What you should do: Below are the records; copy each line in them that holds the word "heading".

Listed records:
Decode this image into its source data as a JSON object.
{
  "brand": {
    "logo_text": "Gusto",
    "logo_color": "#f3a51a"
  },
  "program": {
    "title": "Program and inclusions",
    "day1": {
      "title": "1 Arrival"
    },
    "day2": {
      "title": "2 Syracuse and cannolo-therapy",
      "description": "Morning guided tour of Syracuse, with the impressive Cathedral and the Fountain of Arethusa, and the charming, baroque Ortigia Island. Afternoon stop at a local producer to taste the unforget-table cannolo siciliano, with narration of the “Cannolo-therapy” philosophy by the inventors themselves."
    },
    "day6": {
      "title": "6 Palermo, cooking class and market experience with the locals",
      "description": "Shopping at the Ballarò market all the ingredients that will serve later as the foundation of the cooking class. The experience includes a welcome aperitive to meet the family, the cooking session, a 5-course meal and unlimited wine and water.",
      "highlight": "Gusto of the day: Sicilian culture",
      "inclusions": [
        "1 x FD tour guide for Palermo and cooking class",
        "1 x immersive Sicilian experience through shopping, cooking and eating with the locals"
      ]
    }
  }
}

---

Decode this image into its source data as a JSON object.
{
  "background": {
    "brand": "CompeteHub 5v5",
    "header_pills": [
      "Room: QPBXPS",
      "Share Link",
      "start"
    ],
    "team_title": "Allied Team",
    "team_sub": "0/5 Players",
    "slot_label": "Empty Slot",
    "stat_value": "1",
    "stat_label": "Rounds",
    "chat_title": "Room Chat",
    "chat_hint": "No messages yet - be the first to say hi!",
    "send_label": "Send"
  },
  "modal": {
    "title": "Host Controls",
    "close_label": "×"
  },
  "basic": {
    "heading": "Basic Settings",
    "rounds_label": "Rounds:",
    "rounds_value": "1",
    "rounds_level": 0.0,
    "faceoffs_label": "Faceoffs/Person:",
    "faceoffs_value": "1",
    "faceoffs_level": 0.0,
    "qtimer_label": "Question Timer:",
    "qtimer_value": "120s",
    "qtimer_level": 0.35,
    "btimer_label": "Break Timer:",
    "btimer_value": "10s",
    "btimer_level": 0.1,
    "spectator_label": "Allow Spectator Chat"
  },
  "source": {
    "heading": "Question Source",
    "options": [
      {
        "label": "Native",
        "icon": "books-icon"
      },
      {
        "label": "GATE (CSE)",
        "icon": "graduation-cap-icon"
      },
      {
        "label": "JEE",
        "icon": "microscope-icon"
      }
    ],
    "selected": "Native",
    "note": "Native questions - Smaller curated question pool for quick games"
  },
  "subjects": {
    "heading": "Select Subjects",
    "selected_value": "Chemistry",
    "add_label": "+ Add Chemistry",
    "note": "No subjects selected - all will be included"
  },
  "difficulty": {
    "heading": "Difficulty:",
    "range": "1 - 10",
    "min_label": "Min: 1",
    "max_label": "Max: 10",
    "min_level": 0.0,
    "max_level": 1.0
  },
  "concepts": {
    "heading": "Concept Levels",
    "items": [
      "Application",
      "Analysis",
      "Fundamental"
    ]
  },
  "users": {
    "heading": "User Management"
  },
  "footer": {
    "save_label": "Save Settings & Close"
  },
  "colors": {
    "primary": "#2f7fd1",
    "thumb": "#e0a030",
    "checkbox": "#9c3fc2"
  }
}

Written response:
    "heading": "Basic Settings",
    "heading": "Question Source",
    "heading": "Select Subjects",
    "heading": "Difficulty:",
    "heading": "Concept Levels",
    "heading": "User Management"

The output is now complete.